**DATA FOR THE TASK**
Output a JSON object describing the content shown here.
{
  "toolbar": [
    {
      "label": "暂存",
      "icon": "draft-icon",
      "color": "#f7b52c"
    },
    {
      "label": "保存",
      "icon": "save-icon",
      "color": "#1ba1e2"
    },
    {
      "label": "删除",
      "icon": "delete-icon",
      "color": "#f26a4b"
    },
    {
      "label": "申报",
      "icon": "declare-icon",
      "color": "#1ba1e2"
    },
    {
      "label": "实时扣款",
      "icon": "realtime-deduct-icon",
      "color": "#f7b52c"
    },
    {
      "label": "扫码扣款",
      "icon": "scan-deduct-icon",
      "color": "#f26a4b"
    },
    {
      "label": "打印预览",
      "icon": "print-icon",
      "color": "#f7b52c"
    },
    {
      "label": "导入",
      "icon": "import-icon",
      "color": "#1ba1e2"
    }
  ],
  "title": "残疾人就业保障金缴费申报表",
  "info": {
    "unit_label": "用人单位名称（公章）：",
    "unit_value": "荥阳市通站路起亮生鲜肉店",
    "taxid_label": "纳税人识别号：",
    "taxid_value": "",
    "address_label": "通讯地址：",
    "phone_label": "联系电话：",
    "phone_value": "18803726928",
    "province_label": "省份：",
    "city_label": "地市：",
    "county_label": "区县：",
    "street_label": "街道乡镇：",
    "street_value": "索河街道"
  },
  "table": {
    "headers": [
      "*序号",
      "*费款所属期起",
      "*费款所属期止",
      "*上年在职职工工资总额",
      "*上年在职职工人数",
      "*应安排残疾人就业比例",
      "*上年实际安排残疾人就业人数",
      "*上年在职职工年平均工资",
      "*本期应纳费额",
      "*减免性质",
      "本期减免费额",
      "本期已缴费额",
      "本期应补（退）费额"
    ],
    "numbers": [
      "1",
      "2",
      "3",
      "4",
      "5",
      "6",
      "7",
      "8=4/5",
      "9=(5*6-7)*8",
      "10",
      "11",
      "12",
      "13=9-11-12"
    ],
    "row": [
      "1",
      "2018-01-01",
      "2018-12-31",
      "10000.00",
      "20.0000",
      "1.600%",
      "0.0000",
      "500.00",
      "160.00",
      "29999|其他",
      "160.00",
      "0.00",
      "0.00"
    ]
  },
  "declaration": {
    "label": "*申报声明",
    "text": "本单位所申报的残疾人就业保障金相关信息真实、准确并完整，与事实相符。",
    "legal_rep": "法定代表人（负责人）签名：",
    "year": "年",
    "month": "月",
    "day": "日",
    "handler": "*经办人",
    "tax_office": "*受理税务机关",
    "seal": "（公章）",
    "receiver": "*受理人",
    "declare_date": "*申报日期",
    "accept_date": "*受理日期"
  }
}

**EXERCISE BRIEF**
Extract all lines as given.

**ANSWER BELOW**
Output a JSON object describing the content shown here.
{
  "toolbar": [
    {
      "label": "暂存",
      "icon": "draft-icon",
      "color": "#f7b52c"
    },
    {
      "label": "保存",
      "icon": "save-icon",
      "color": "#1ba1e2"
    },
    {
      "label": "删除",
      "icon": "delete-icon",
      "color": "#f26a4b"
    },
    {
      "label": "申报",
      "icon": "declare-icon",
      "color": "#1ba1e2"
    },
    {
      "label": "实时扣款",
      "icon": "realtime-deduct-icon",
      "color": "#f7b52c"
    },
    {
      "label": "扫码扣款",
      "icon": "scan-deduct-icon",
      "color": "#f26a4b"
    },
    {
      "label": "打印预览",
      "icon": "print-icon",
      "color": "#f7b52c"
    },
    {
      "label": "导入",
      "icon": "import-icon",
      "color": "#1ba1e2"
    }
  ],
  "title": "残疾人就业保障金缴费申报表",
  "info": {
    "unit_label": "用人单位名称（公章）：",
    "unit_value": "荥阳市通站路起亮生鲜肉店",
    "taxid_label": "纳税人识别号：",
    "taxid_value": "",
    "address_label": "通讯地址：",
    "phone_label": "联系电话：",
    "phone_value": "18803726928",
    "province_label": "省份：",
    "city_label": "地市：",
    "county_label": "区县：",
    "street_label": "街道乡镇：",
    "street_value": "索河街道"
  },
  "table": {
    "headers": [
      "*序号",
      "*费款所属期起",
      "*费款所属期止",
      "*上年在职职工工资总额",
      "*上年在职职工人数",
      "*应安排残疾人就业比例",
      "*上年实际安排残疾人就业人数",
      "*上年在职职工年平均工资",
      "*本期应纳费额",
      "*减免性质",
      "本期减免费额",
      "本期已缴费额",
      "本期应补（退）费额"
    ],
    "numbers": [
      "1",
      "2",
      "3",
      "4",
      "5",
      "6",
      "7",
      "8=4/5",
      "9=(5*6-7)*8",
      "10",
      "11",
      "12",
      "13=9-11-12"
    ],
    "row": [
      "1",
      "2018-01-01",
      "2018-12-31",
      "10000.00",
      "20.0000",
      "1.600%",
      "0.0000",
      "500.00",
      "160.00",
      "29999|其他",
      "160.00",
      "0.00",
      "0.00"
    ]
  },
  "declaration": {
    "label": "*申报声明",
    "text": "本单位所申报的残疾人就业保障金相关信息真实、准确并完整，与事实相符。",
    "legal_rep": "法定代表人（负责人）签名：",
    "year": "年",
    "month": "月",
    "day": "日",
    "handler": "*经办人",
    "tax_office": "*受理税务机关",
    "seal": "（公章）",
    "receiver": "*受理人",
    "declare_date": "*申报日期",
    "accept_date": "*受理日期"
  }
}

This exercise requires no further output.